§ **PROBLEM TO WORK ON**
Rewrite the data from its first line through the line that contains "Text: hydrogasification: hydrogasification [372, 316, 463, 326]", changing every "Circle shape" to "Round shape" and leaving everything else as it is.

§ **SUPPLIED DATA**
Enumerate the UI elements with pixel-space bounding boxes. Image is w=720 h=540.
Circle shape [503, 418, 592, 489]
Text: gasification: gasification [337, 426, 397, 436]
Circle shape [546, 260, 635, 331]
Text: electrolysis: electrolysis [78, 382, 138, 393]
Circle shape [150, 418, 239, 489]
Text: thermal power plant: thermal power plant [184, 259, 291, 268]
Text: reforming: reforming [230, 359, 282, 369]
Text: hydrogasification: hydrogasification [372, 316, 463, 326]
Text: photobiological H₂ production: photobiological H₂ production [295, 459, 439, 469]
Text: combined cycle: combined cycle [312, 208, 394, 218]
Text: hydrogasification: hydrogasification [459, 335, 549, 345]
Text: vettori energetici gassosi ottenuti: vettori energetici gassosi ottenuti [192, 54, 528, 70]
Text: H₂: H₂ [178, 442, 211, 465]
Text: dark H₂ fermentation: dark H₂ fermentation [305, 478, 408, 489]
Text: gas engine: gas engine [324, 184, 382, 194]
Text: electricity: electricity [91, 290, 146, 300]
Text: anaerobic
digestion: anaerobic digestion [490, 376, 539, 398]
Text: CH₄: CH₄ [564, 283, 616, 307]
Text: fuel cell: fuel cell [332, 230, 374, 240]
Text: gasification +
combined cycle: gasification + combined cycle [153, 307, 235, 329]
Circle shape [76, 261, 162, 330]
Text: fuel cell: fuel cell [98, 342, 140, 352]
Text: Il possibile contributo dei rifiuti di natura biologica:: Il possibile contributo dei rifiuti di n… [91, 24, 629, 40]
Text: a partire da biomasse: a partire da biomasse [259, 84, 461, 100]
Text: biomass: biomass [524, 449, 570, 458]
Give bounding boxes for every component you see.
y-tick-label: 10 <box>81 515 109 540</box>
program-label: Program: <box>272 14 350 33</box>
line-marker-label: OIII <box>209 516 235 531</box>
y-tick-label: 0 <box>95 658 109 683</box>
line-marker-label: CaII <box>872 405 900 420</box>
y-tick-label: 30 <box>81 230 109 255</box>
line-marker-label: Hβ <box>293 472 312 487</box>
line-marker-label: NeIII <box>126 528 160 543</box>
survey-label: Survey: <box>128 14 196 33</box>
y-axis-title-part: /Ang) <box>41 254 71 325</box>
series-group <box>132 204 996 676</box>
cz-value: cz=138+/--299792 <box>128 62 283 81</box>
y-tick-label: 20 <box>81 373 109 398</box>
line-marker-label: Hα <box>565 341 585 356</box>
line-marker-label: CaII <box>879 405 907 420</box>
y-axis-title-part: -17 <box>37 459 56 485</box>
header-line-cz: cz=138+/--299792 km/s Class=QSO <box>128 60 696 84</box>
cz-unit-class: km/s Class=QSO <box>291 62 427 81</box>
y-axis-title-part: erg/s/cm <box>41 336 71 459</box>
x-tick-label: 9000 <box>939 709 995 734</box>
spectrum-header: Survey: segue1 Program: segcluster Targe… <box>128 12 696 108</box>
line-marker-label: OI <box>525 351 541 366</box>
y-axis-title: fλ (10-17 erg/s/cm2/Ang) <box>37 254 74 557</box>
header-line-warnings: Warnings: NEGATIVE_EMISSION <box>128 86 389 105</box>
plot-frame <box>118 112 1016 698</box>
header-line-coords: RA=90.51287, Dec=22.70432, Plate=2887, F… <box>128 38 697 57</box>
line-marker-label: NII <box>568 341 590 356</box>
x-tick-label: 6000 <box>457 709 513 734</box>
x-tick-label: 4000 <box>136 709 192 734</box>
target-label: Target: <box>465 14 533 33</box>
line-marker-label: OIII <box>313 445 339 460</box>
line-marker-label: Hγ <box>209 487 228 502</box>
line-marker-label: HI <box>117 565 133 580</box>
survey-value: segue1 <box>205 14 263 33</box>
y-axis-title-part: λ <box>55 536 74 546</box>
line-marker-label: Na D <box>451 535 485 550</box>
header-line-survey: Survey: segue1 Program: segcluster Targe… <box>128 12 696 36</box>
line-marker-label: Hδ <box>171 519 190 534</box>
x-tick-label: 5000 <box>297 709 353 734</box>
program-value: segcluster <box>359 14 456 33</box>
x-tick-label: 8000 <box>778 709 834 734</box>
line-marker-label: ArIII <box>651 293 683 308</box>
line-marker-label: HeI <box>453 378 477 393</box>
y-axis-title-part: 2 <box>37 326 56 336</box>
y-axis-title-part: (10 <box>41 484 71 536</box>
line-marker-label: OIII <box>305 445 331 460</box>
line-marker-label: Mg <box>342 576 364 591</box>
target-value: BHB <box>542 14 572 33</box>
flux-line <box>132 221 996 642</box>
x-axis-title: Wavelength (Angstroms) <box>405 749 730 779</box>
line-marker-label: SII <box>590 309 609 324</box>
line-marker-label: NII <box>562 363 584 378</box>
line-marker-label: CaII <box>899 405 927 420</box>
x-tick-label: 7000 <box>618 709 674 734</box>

§ **CORRECT RESULT**
Enumerate the UI elements with pixel-space bounding boxes. Image is w=720 h=540.
Round shape [503, 418, 592, 489]
Text: gasification: gasification [337, 426, 397, 436]
Round shape [546, 260, 635, 331]
Text: electrolysis: electrolysis [78, 382, 138, 393]
Round shape [150, 418, 239, 489]
Text: thermal power plant: thermal power plant [184, 259, 291, 268]
Text: reforming: reforming [230, 359, 282, 369]
Text: hydrogasification: hydrogasification [372, 316, 463, 326]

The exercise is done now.